>> Start Source records

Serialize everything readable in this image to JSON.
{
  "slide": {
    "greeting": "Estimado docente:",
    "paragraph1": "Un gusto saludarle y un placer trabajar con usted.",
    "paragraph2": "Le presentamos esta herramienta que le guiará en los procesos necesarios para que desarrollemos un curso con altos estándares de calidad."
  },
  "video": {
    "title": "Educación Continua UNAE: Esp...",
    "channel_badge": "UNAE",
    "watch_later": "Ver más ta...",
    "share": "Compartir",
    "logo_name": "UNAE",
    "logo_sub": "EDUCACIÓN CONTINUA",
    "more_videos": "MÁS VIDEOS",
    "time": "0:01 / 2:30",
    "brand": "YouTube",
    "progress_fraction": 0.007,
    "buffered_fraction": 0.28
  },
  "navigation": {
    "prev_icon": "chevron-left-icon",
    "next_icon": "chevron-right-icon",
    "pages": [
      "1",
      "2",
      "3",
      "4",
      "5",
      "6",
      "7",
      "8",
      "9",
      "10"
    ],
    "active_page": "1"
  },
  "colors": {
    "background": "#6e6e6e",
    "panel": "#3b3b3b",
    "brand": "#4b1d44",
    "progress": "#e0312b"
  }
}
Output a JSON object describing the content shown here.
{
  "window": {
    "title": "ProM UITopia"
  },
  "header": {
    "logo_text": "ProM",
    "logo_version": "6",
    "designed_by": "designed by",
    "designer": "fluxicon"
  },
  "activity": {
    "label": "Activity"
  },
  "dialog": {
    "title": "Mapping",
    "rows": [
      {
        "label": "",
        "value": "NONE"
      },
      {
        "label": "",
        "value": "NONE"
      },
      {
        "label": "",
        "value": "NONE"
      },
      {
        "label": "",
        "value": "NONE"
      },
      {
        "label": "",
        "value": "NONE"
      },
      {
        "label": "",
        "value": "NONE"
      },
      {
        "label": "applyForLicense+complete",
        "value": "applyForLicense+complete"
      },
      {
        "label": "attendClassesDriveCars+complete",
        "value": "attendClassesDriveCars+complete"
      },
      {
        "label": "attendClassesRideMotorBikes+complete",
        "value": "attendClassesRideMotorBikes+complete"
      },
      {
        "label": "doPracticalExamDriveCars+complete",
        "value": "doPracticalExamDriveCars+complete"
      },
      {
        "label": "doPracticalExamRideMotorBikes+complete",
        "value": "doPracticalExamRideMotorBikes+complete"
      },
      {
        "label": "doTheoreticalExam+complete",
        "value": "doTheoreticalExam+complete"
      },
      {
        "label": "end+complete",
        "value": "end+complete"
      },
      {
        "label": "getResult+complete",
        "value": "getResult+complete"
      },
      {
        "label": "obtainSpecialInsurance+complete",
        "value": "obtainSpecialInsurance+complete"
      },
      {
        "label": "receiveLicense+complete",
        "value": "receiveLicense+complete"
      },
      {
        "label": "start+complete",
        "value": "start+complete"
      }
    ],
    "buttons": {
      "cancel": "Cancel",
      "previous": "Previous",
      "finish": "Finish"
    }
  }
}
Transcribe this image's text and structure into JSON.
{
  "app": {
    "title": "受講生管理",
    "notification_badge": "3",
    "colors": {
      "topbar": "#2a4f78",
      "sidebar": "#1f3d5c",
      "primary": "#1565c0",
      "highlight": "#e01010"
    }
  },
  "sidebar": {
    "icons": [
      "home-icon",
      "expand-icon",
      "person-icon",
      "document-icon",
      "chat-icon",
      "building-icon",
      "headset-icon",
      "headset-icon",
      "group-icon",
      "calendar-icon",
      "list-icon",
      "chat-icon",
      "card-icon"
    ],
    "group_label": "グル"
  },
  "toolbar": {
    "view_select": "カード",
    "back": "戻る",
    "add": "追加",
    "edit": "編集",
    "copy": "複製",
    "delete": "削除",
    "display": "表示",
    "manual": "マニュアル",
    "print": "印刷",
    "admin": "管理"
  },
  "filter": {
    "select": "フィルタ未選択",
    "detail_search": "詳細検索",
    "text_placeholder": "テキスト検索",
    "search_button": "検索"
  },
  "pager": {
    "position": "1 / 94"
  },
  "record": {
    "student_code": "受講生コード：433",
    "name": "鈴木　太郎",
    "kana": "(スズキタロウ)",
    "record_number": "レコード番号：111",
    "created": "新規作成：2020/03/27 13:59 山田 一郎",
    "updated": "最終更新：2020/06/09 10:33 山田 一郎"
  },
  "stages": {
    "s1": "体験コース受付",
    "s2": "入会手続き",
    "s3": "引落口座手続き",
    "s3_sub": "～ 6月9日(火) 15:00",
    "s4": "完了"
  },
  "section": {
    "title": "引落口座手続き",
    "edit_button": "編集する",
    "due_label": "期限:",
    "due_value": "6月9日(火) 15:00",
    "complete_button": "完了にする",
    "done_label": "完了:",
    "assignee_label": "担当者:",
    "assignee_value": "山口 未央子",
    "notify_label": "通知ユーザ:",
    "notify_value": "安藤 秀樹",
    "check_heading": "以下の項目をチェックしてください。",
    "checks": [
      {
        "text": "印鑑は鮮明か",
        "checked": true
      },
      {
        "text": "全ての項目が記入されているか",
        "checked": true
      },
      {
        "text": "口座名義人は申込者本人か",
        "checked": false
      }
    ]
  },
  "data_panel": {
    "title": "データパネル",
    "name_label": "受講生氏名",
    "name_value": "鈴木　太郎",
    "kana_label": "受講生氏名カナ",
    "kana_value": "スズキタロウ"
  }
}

>> End Source records

# [Exercise brief]
From the listing above, return each line with the word "chevron".

# [Solution to this task]
    "prev_icon": "chevron-left-icon",
    "next_icon": "chevron-right-icon",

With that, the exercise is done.